▸ The request
What follows is a block of records; restate each one word for word.

▸ Record set
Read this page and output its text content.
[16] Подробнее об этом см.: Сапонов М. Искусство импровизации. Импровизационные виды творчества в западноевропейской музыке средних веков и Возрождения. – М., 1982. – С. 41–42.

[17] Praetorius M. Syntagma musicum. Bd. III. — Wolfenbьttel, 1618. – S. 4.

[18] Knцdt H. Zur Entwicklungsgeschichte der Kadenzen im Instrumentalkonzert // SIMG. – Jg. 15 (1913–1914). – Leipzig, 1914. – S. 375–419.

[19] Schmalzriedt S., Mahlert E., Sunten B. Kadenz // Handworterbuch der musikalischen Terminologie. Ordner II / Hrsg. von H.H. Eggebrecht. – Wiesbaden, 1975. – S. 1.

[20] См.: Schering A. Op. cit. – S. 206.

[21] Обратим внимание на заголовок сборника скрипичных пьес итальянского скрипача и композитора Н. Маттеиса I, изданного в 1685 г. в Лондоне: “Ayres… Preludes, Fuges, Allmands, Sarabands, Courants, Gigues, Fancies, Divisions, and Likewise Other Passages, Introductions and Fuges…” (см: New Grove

▸ Correct result
Read this page and output its text content.
[16] Подробнее об этом см.: Сапонов М. Искусство импровизации. Импровизационные виды творчества в западноевропейской музыке средних веков и Возрождения. – М., 1982. – С. 41–42.

[17] Praetorius M. Syntagma musicum. Bd. III. — Wolfenbьttel, 1618. – S. 4.

[18] Knцdt H. Zur Entwicklungsgeschichte der Kadenzen im Instrumentalkonzert // SIMG. – Jg. 15 (1913–1914). – Leipzig, 1914. – S. 375–419.

[19] Schmalzriedt S., Mahlert E., Sunten B. Kadenz // Handworterbuch der musikalischen Terminologie. Ordner II / Hrsg. von H.H. Eggebrecht. – Wiesbaden, 1975. – S. 1.

[20] См.: Schering A. Op. cit. – S. 206.

[21] Обратим внимание на заголовок сборника скрипичных пьес итальянского скрипача и композитора Н. Маттеиса I, изданного в 1685 г. в Лондоне: “Ayres… Preludes, Fuges, Allmands, Sarabands, Courants, Gigues, Fancies, Divisions, and Likewise Other Passages, Introductions and Fuges…” (см: New Grove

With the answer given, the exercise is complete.